**Data section:**

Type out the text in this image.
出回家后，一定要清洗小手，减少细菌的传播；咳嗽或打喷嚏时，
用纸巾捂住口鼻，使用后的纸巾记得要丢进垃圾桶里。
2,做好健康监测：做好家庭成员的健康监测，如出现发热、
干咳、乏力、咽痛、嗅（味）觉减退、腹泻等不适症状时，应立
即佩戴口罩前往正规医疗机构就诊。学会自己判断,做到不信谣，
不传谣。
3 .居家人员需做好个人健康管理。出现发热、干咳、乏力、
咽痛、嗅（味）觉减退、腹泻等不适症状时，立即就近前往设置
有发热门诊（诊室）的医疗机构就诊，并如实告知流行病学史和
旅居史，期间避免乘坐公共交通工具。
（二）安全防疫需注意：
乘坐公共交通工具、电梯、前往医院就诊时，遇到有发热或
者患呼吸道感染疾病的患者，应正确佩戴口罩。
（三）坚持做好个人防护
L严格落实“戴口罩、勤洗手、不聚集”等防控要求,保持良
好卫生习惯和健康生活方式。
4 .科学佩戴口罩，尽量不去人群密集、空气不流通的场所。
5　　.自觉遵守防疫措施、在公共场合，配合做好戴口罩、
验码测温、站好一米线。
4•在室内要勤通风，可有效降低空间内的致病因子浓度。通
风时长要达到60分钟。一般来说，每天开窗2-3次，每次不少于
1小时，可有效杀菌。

**What to produce:** Reproduce every line of the listing above in which the string "腹泻等不适症状时" appears.

**Task result:**
干咳、乏力、咽痛、嗅（味）觉减退、腹泻等不适症状时，应立
咽痛、嗅（味）觉减退、腹泻等不适症状时，立即就近前往设置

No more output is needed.